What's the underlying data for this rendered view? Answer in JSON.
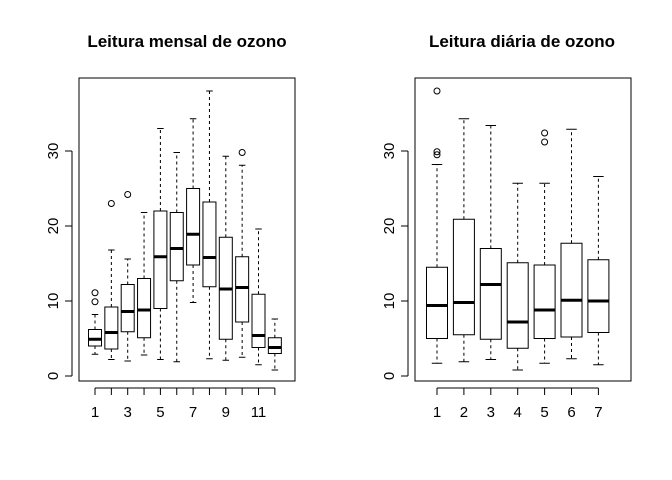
{
  "chart_data": [
    {
      "type": "box",
      "title": "Leitura mensal de ozono",
      "xlabel": "",
      "ylabel": "",
      "ylim": [
        0,
        38
      ],
      "y_ticks": [
        0,
        10,
        20,
        30
      ],
      "x_tick_labels": [
        "1",
        "3",
        "5",
        "7",
        "9",
        "11"
      ],
      "categories": [
        "1",
        "2",
        "3",
        "4",
        "5",
        "6",
        "7",
        "8",
        "9",
        "10",
        "11",
        "12"
      ],
      "boxes": [
        {
          "label": "1",
          "low": 2.9,
          "q1": 4.0,
          "median": 4.9,
          "q3": 6.2,
          "high": 8.2,
          "outliers": [
            9.9,
            11.1
          ]
        },
        {
          "label": "2",
          "low": 2.2,
          "q1": 3.6,
          "median": 5.8,
          "q3": 9.2,
          "high": 16.8,
          "outliers": [
            23.0
          ]
        },
        {
          "label": "3",
          "low": 2.0,
          "q1": 5.9,
          "median": 8.6,
          "q3": 12.2,
          "high": 15.6,
          "outliers": [
            24.2
          ]
        },
        {
          "label": "4",
          "low": 2.8,
          "q1": 5.1,
          "median": 8.8,
          "q3": 13.0,
          "high": 21.8,
          "outliers": []
        },
        {
          "label": "5",
          "low": 2.2,
          "q1": 9.0,
          "median": 15.9,
          "q3": 22.0,
          "high": 33.0,
          "outliers": []
        },
        {
          "label": "6",
          "low": 1.9,
          "q1": 12.7,
          "median": 17.0,
          "q3": 21.8,
          "high": 29.8,
          "outliers": []
        },
        {
          "label": "7",
          "low": 9.8,
          "q1": 14.8,
          "median": 18.9,
          "q3": 25.0,
          "high": 34.3,
          "outliers": []
        },
        {
          "label": "8",
          "low": 2.3,
          "q1": 11.9,
          "median": 15.8,
          "q3": 23.2,
          "high": 38.0,
          "outliers": []
        },
        {
          "label": "9",
          "low": 2.1,
          "q1": 4.9,
          "median": 11.6,
          "q3": 18.5,
          "high": 29.3,
          "outliers": []
        },
        {
          "label": "10",
          "low": 2.5,
          "q1": 7.2,
          "median": 11.8,
          "q3": 15.9,
          "high": 28.1,
          "outliers": [
            29.8
          ]
        },
        {
          "label": "11",
          "low": 1.5,
          "q1": 3.8,
          "median": 5.4,
          "q3": 10.9,
          "high": 19.6,
          "outliers": []
        },
        {
          "label": "12",
          "low": 0.8,
          "q1": 3.0,
          "median": 3.8,
          "q3": 5.1,
          "high": 7.6,
          "outliers": []
        }
      ]
    },
    {
      "type": "box",
      "title": "Leitura diária de ozono",
      "xlabel": "",
      "ylabel": "",
      "ylim": [
        0,
        38
      ],
      "y_ticks": [
        0,
        10,
        20,
        30
      ],
      "x_tick_labels": [
        "1",
        "2",
        "3",
        "4",
        "5",
        "6",
        "7"
      ],
      "categories": [
        "1",
        "2",
        "3",
        "4",
        "5",
        "6",
        "7"
      ],
      "boxes": [
        {
          "label": "1",
          "low": 1.7,
          "q1": 5.0,
          "median": 9.4,
          "q3": 14.5,
          "high": 28.2,
          "outliers": [
            29.5,
            29.9,
            38.0
          ]
        },
        {
          "label": "2",
          "low": 1.9,
          "q1": 5.5,
          "median": 9.8,
          "q3": 20.9,
          "high": 34.3,
          "outliers": []
        },
        {
          "label": "3",
          "low": 2.2,
          "q1": 4.9,
          "median": 12.2,
          "q3": 17.0,
          "high": 33.4,
          "outliers": []
        },
        {
          "label": "4",
          "low": 0.8,
          "q1": 3.7,
          "median": 7.2,
          "q3": 15.1,
          "high": 25.7,
          "outliers": []
        },
        {
          "label": "5",
          "low": 1.7,
          "q1": 5.0,
          "median": 8.8,
          "q3": 14.8,
          "high": 25.7,
          "outliers": [
            31.2,
            32.4
          ]
        },
        {
          "label": "6",
          "low": 2.3,
          "q1": 5.2,
          "median": 10.1,
          "q3": 17.7,
          "high": 32.9,
          "outliers": []
        },
        {
          "label": "7",
          "low": 1.5,
          "q1": 5.8,
          "median": 10.0,
          "q3": 15.5,
          "high": 26.6,
          "outliers": []
        }
      ]
    }
  ]
}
--------------------------------------------------
What you need to do
Leaving the pictures aside, transcribe the entire listing exactly.

Worked answer
What's the underlying data for this rendered view? Answer in JSON.
{
  "chart_data": [
    {
      "type": "box",
      "title": "Leitura mensal de ozono",
      "xlabel": "",
      "ylabel": "",
      "ylim": [
        0,
        38
      ],
      "y_ticks": [
        0,
        10,
        20,
        30
      ],
      "x_tick_labels": [
        "1",
        "3",
        "5",
        "7",
        "9",
        "11"
      ],
      "categories": [
        "1",
        "2",
        "3",
        "4",
        "5",
        "6",
        "7",
        "8",
        "9",
        "10",
        "11",
        "12"
      ],
      "boxes": [
        {
          "label": "1",
          "low": 2.9,
          "q1": 4.0,
          "median": 4.9,
          "q3": 6.2,
          "high": 8.2,
          "outliers": [
            9.9,
            11.1
          ]
        },
        {
          "label": "2",
          "low": 2.2,
          "q1": 3.6,
          "median": 5.8,
          "q3": 9.2,
          "high": 16.8,
          "outliers": [
            23.0
          ]
        },
        {
          "label": "3",
          "low": 2.0,
          "q1": 5.9,
          "median": 8.6,
          "q3": 12.2,
          "high": 15.6,
          "outliers": [
            24.2
          ]
        },
        {
          "label": "4",
          "low": 2.8,
          "q1": 5.1,
          "median": 8.8,
          "q3": 13.0,
          "high": 21.8,
          "outliers": []
        },
        {
          "label": "5",
          "low": 2.2,
          "q1": 9.0,
          "median": 15.9,
          "q3": 22.0,
          "high": 33.0,
          "outliers": []
        },
        {
          "label": "6",
          "low": 1.9,
          "q1": 12.7,
          "median": 17.0,
          "q3": 21.8,
          "high": 29.8,
          "outliers": []
        },
        {
          "label": "7",
          "low": 9.8,
          "q1": 14.8,
          "median": 18.9,
          "q3": 25.0,
          "high": 34.3,
          "outliers": []
        },
        {
          "label": "8",
          "low": 2.3,
          "q1": 11.9,
          "median": 15.8,
          "q3": 23.2,
          "high": 38.0,
          "outliers": []
        },
        {
          "label": "9",
          "low": 2.1,
          "q1": 4.9,
          "median": 11.6,
          "q3": 18.5,
          "high": 29.3,
          "outliers": []
        },
        {
          "label": "10",
          "low": 2.5,
          "q1": 7.2,
          "median": 11.8,
          "q3": 15.9,
          "high": 28.1,
          "outliers": [
            29.8
          ]
        },
        {
          "label": "11",
          "low": 1.5,
          "q1": 3.8,
          "median": 5.4,
          "q3": 10.9,
          "high": 19.6,
          "outliers": []
        },
        {
          "label": "12",
          "low": 0.8,
          "q1": 3.0,
          "median": 3.8,
          "q3": 5.1,
          "high": 7.6,
          "outliers": []
        }
      ]
    },
    {
      "type": "box",
      "title": "Leitura diária de ozono",
      "xlabel": "",
      "ylabel": "",
      "ylim": [
        0,
        38
      ],
      "y_ticks": [
        0,
        10,
        20,
        30
      ],
      "x_tick_labels": [
        "1",
        "2",
        "3",
        "4",
        "5",
        "6",
        "7"
      ],
      "categories": [
        "1",
        "2",
        "3",
        "4",
        "5",
        "6",
        "7"
      ],
      "boxes": [
        {
          "label": "1",
          "low": 1.7,
          "q1": 5.0,
          "median": 9.4,
          "q3": 14.5,
          "high": 28.2,
          "outliers": [
            29.5,
            29.9,
            38.0
          ]
        },
        {
          "label": "2",
          "low": 1.9,
          "q1": 5.5,
          "median": 9.8,
          "q3": 20.9,
          "high": 34.3,
          "outliers": []
        },
        {
          "label": "3",
          "low": 2.2,
          "q1": 4.9,
          "median": 12.2,
          "q3": 17.0,
          "high": 33.4,
          "outliers": []
        },
        {
          "label": "4",
          "low": 0.8,
          "q1": 3.7,
          "median": 7.2,
          "q3": 15.1,
          "high": 25.7,
          "outliers": []
        },
        {
          "label": "5",
          "low": 1.7,
          "q1": 5.0,
          "median": 8.8,
          "q3": 14.8,
          "high": 25.7,
          "outliers": [
            31.2,
            32.4
          ]
        },
        {
          "label": "6",
          "low": 2.3,
          "q1": 5.2,
          "median": 10.1,
          "q3": 17.7,
          "high": 32.9,
          "outliers": []
        },
        {
          "label": "7",
          "low": 1.5,
          "q1": 5.8,
          "median": 10.0,
          "q3": 15.5,
          "high": 26.6,
          "outliers": []
        }
      ]
    }
  ]
}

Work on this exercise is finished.